**Written request**
Reproduce each line from the records that holds "Prayer".

**Data supplied**

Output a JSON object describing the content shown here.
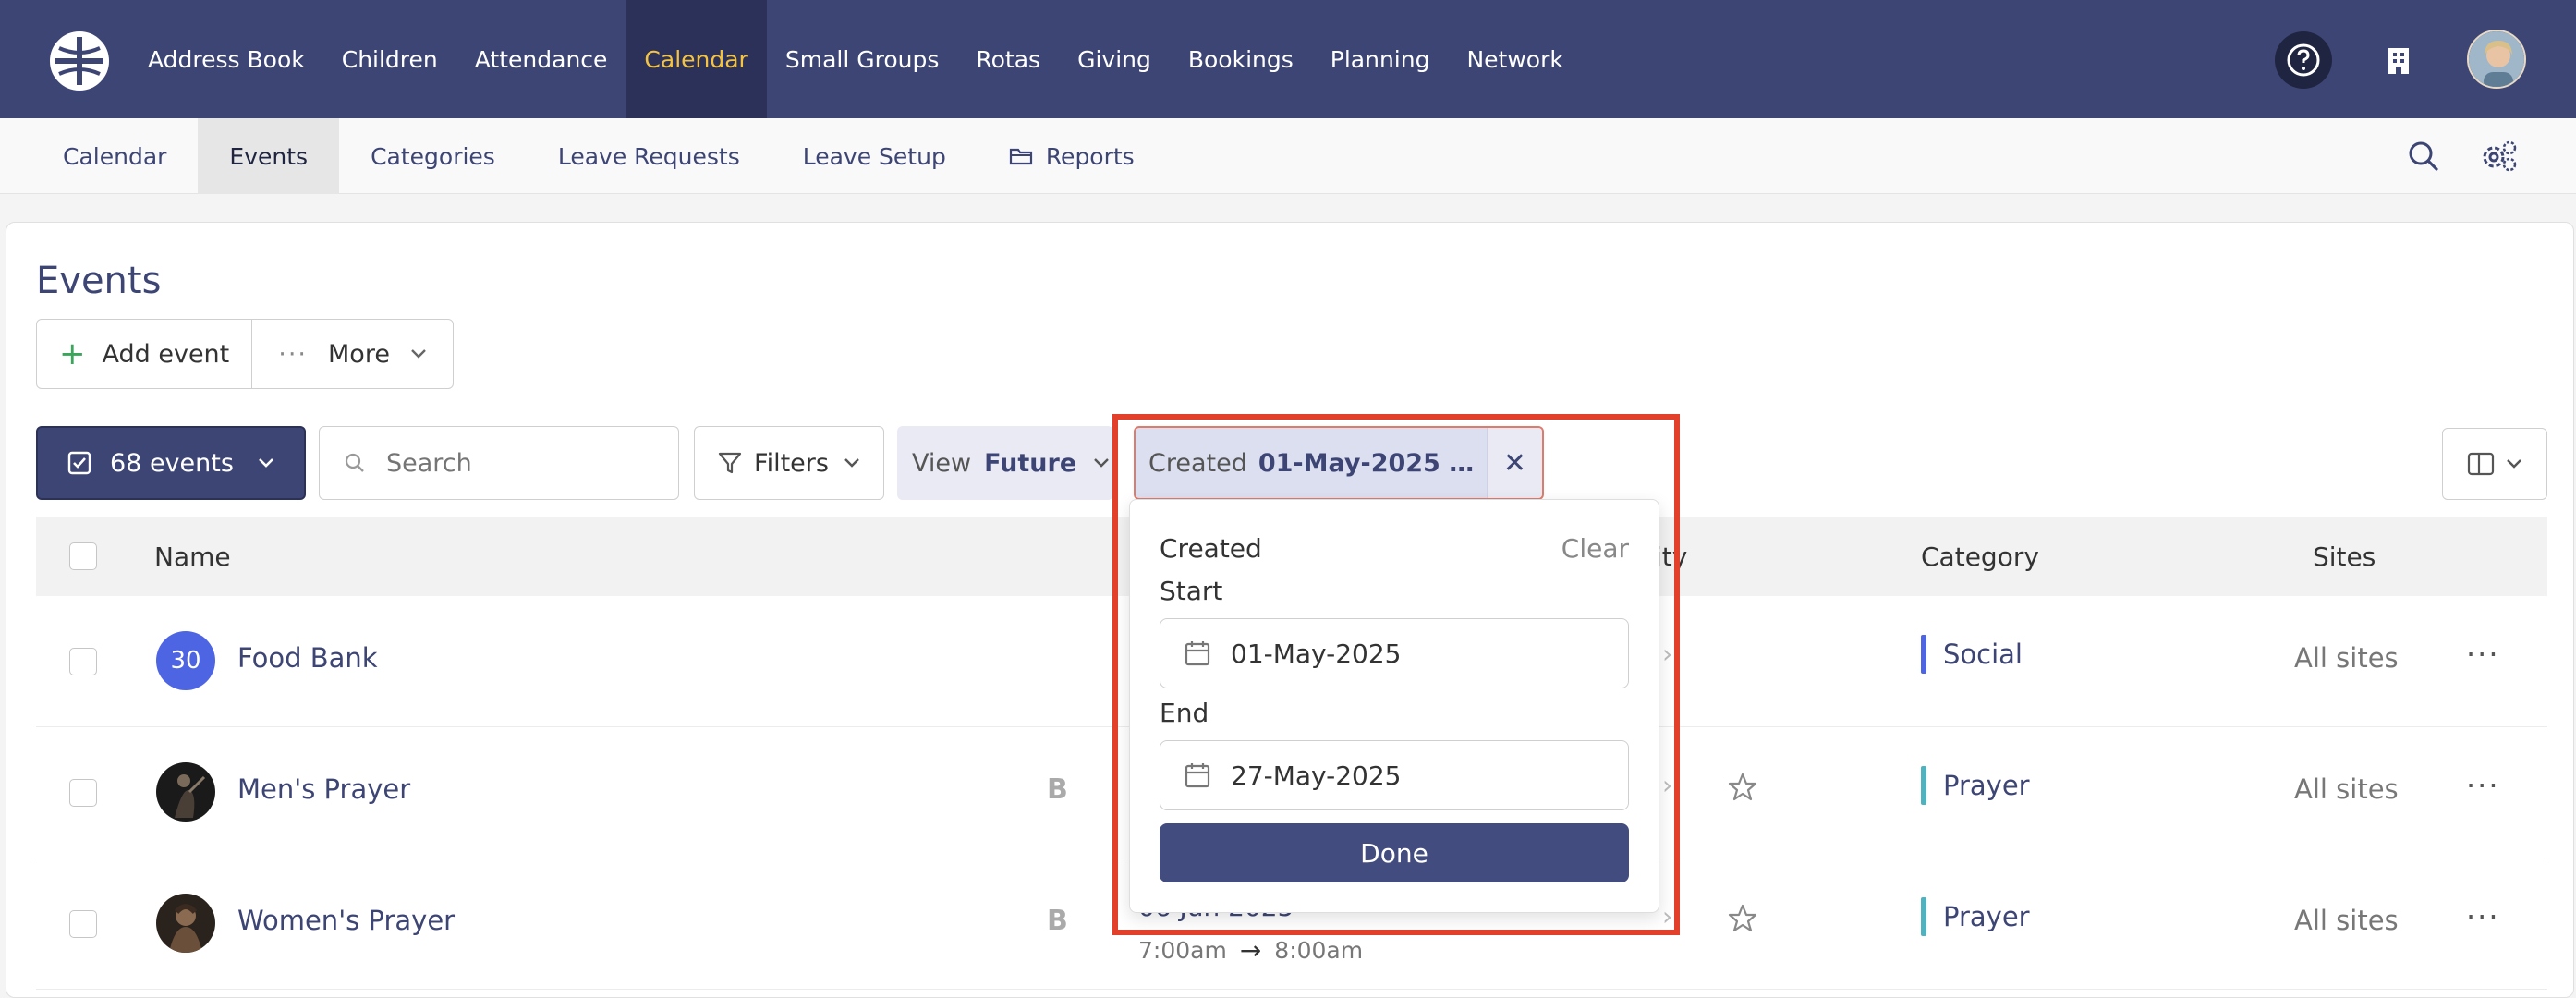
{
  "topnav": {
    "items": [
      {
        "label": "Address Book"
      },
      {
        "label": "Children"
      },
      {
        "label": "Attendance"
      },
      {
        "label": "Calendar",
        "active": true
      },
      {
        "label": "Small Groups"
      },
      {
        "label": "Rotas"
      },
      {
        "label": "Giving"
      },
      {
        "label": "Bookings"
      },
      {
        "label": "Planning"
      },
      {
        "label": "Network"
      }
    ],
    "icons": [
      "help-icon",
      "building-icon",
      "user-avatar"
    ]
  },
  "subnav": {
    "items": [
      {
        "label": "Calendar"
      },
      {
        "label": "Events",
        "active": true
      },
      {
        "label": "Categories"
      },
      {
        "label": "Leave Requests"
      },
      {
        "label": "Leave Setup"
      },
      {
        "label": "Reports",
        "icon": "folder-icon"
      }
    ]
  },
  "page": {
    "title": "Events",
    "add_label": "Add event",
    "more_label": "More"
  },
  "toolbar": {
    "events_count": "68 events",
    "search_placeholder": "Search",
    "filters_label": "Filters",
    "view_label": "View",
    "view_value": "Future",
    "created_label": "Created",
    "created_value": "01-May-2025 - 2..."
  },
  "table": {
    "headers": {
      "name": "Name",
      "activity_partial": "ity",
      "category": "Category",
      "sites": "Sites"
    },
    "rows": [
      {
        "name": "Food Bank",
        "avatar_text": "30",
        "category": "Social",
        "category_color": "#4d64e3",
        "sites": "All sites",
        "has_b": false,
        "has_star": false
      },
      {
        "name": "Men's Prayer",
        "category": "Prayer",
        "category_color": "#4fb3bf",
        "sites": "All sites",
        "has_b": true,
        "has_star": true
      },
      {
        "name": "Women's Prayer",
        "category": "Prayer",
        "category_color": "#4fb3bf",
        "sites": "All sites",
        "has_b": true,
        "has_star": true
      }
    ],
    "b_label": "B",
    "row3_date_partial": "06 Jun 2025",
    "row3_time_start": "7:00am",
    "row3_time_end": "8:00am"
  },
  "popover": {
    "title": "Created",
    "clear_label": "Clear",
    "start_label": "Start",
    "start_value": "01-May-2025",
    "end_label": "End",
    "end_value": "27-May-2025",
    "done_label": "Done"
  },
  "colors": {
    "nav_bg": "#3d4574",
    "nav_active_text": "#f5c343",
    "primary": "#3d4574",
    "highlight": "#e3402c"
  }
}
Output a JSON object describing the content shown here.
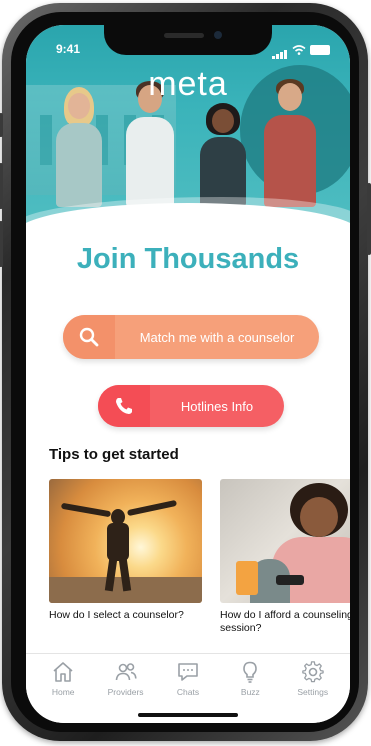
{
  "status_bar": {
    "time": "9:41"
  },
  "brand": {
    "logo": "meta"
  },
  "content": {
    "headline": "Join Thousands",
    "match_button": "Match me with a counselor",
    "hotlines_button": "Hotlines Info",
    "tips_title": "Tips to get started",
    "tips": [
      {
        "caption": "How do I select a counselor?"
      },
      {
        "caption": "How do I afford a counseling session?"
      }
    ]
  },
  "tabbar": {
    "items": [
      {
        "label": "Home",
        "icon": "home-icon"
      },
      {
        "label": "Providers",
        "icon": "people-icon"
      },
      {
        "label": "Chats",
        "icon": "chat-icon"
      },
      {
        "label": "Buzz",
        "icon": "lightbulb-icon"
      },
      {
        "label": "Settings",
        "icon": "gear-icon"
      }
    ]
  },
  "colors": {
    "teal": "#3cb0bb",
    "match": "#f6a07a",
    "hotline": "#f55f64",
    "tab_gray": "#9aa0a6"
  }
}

**The response**
        "name": "Men's Prayer",
        "category": "Prayer",
        "name": "Women's Prayer",
        "category": "Prayer",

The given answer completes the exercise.